**Information given:**
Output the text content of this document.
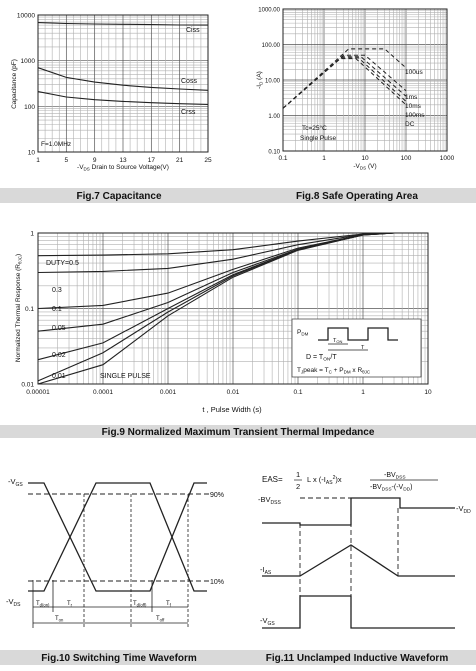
Ciss
Coss
Crss
F=1.0MHz
10000
1000
100
10
1	5	9	13	17	21	25
Capacitance (pF)
$-V_{DS}$ Drain to Source Voltage(V)
Fig.7 Capacitance
100us
1ms
10ms
100ms
DC
Tc=25°C
Single Pulse
1000.00
100.00
10.00
1.00
0.10
0.1	1	10	100	1000
$-I_D$ (A)
$-V_{DS}$ (V)
Fig.8 Safe Operating Area
DUTY=0.5
0.3
0.1
0.05
0.02
0.01	SINGLE PULSE
$P_{DM}$
$T_{ON}$
T
$D = T_{ON}/T$
$T_Jpeak = T_C + P_{DM}$ x $R_{\theta JC}$
1
0.1
0.01
0.00001	0.0001	0.001	0.01	0.1	1	10
Normalized Thermal Response $(R_{\theta JC})$
t , Pulse Width (s)
Fig.9 Normalized Maximum Transient Thermal Impedance
$-V_{GS}$
$-V_{DS}$
90%
10%
$T_{d(on)}$	$T_r$	$T_{d(off)}$	$T_f$
$T_{on}$	$T_{off}$
Fig.10 Switching Time Waveform
EAS=
1
2
L x $(-I_{AS}^2)x$	$-BV_{DSS}$
$-BV_{DSS}-(-V_{DD})$
$-BV_{DSS}$
$-V_{DD}$
$-I_{AS}$
$-V_{GS}$
Fig.11 Unclamped Inductive Waveform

**Written problem:**
Transcribe all the lines above exactly, apart from the pictures.

**Result of the task:**
Output the text content of this document.
Ciss
Coss
Crss
F=1.0MHz
10000
1000
100
10
1	5	9	13	17	21	25
Capacitance (pF)
$-V_{DS}$ Drain to Source Voltage(V)
Fig.7 Capacitance
100us
1ms
10ms
100ms
DC
Tc=25°C
Single Pulse
1000.00
100.00
10.00
1.00
0.10
0.1	1	10	100	1000
$-I_D$ (A)
$-V_{DS}$ (V)
Fig.8 Safe Operating Area
DUTY=0.5
0.3
0.1
0.05
0.02
0.01	SINGLE PULSE
$P_{DM}$
$T_{ON}$
T
$D = T_{ON}/T$
$T_Jpeak = T_C + P_{DM}$ x $R_{\theta JC}$
1
0.1
0.01
0.00001	0.0001	0.001	0.01	0.1	1	10
Normalized Thermal Response $(R_{\theta JC})$
t , Pulse Width (s)
Fig.9 Normalized Maximum Transient Thermal Impedance
$-V_{GS}$
$-V_{DS}$
90%
10%
$T_{d(on)}$	$T_r$	$T_{d(off)}$	$T_f$
$T_{on}$	$T_{off}$
Fig.10 Switching Time Waveform
EAS=
1
2
L x $(-I_{AS}^2)x$	$-BV_{DSS}$
$-BV_{DSS}-(-V_{DD})$
$-BV_{DSS}$
$-V_{DD}$
$-I_{AS}$
$-V_{GS}$
Fig.11 Unclamped Inductive Waveform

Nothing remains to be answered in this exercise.